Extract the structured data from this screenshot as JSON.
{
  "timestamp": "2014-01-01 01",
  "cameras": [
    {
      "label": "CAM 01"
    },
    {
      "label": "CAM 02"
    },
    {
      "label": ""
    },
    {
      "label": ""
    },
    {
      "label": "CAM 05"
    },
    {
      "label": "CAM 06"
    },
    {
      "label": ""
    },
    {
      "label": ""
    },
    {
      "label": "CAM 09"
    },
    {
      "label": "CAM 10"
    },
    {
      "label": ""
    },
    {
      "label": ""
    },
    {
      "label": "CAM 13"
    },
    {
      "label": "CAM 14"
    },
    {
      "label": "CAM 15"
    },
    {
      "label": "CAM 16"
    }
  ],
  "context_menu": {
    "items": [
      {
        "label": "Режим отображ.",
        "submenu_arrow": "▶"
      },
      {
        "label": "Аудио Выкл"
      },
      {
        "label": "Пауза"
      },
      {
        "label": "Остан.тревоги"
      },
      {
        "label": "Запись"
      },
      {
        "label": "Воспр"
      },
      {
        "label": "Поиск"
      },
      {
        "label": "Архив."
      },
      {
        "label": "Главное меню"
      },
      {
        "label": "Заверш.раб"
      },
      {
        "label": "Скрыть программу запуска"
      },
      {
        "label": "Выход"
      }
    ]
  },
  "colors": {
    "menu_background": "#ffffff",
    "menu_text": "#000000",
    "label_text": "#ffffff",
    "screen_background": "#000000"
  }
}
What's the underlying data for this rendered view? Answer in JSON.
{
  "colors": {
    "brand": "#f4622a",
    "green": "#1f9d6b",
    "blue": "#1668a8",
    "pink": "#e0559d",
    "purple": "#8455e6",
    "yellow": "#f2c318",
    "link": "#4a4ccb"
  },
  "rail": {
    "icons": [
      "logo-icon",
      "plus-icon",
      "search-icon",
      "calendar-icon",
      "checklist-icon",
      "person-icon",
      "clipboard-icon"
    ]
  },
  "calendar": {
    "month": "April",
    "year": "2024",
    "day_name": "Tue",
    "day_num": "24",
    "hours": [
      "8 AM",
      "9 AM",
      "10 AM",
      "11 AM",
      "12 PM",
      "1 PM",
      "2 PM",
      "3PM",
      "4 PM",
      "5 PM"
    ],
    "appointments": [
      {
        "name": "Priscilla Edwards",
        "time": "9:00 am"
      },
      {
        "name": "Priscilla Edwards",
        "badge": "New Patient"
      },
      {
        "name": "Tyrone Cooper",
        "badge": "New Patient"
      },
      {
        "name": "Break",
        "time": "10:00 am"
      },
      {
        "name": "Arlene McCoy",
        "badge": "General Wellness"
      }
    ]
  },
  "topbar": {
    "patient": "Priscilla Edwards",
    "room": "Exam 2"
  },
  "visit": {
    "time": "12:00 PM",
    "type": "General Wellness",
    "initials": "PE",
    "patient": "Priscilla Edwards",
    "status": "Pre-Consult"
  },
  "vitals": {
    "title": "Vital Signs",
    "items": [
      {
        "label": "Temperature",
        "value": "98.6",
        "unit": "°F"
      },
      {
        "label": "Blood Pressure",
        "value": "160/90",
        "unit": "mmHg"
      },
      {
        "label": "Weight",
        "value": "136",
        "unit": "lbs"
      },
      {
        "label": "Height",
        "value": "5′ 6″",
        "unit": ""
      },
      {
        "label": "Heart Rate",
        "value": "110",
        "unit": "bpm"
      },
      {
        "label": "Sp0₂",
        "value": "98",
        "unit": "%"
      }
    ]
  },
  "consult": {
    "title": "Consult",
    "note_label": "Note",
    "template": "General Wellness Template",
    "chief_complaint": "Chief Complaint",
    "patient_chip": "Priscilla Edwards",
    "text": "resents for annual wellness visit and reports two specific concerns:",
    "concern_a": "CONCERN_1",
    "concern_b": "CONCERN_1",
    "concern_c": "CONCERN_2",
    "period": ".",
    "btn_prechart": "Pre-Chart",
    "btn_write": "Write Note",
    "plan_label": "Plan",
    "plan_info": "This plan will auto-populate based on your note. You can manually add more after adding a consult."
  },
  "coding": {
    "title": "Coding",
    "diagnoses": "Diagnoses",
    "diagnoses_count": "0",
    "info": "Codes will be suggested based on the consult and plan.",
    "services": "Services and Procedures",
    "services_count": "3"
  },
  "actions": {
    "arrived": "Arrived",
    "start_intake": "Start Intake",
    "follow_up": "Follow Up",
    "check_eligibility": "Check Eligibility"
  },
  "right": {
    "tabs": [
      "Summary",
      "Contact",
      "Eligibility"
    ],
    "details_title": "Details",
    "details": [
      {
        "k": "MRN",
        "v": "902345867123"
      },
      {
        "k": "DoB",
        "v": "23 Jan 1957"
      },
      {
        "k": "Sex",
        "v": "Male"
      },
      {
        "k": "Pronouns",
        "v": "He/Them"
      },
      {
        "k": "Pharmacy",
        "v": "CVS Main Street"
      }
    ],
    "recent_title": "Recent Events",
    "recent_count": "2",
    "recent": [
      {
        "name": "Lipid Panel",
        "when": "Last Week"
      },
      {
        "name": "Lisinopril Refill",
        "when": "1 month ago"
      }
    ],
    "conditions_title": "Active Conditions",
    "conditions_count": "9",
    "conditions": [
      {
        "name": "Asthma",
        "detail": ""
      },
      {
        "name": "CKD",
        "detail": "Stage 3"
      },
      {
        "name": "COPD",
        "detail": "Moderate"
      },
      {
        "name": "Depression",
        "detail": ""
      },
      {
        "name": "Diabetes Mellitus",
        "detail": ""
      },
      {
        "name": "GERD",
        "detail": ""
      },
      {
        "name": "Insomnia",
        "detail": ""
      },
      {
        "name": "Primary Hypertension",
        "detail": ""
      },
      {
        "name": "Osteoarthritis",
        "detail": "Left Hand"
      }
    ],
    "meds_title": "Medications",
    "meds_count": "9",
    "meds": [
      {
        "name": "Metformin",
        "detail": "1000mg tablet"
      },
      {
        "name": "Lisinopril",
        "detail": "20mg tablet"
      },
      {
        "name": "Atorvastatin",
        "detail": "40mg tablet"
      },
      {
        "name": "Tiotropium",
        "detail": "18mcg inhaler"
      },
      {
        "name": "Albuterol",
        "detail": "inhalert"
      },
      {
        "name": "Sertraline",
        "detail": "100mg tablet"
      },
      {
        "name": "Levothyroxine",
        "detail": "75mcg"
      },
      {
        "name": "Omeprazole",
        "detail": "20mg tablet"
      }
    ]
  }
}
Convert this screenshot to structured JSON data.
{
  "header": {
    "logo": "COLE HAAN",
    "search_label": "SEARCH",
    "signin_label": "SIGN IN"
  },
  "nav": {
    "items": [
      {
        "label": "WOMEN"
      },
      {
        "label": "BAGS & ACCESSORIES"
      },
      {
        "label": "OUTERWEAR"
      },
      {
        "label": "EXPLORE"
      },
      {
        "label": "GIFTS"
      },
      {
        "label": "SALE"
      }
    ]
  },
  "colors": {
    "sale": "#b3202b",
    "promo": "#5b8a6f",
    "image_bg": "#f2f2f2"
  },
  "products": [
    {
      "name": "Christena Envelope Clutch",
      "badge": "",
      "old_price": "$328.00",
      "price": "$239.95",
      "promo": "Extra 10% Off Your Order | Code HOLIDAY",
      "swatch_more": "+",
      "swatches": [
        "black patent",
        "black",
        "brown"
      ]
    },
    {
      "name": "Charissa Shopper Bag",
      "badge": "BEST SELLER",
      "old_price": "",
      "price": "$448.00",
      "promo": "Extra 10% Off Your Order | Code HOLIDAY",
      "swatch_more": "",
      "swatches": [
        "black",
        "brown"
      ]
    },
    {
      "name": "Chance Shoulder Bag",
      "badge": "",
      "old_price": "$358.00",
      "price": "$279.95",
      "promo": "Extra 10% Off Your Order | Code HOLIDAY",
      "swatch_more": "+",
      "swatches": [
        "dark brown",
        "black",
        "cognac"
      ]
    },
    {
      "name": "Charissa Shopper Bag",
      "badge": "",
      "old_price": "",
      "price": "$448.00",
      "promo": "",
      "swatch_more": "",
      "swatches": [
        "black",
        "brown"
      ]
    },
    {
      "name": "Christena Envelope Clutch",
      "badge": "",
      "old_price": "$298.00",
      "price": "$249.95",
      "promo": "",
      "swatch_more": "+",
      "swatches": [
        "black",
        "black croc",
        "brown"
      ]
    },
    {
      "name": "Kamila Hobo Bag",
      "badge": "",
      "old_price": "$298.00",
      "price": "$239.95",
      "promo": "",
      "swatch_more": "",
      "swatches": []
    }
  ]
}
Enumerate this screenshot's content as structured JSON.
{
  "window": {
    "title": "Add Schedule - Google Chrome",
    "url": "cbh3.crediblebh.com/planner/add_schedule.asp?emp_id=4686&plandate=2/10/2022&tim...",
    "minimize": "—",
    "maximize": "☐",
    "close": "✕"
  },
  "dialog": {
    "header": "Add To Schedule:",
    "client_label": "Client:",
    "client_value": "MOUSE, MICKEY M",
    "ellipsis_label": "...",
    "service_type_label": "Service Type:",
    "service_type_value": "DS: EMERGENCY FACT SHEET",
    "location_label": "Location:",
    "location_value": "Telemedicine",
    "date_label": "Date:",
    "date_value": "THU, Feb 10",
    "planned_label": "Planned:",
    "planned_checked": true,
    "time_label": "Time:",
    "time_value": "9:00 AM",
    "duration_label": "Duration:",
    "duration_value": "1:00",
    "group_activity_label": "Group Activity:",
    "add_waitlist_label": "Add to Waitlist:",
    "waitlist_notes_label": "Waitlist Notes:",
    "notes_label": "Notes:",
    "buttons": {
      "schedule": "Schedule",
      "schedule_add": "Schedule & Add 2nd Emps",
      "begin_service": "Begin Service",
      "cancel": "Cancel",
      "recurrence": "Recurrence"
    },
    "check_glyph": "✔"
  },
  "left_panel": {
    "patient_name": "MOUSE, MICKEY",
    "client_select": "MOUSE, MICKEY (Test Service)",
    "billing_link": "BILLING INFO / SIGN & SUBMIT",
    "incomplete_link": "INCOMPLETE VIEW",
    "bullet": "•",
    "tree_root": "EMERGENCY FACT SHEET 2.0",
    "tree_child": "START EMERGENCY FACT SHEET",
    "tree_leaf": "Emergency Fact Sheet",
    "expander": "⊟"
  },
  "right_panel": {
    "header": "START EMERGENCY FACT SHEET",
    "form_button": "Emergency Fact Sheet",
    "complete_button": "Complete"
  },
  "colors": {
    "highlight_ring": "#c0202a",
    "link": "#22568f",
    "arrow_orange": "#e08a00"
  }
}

★ ★ ★ ★

WHAT IS NEEDED> Pull out every line in the material above where "data" occurs.

RESPONSE TO THIS TASK>
Extract the structured data from this screenshot as JSON.
What's the underlying data for this rendered view? Answer in JSON.
Convert this screenshot to structured JSON data.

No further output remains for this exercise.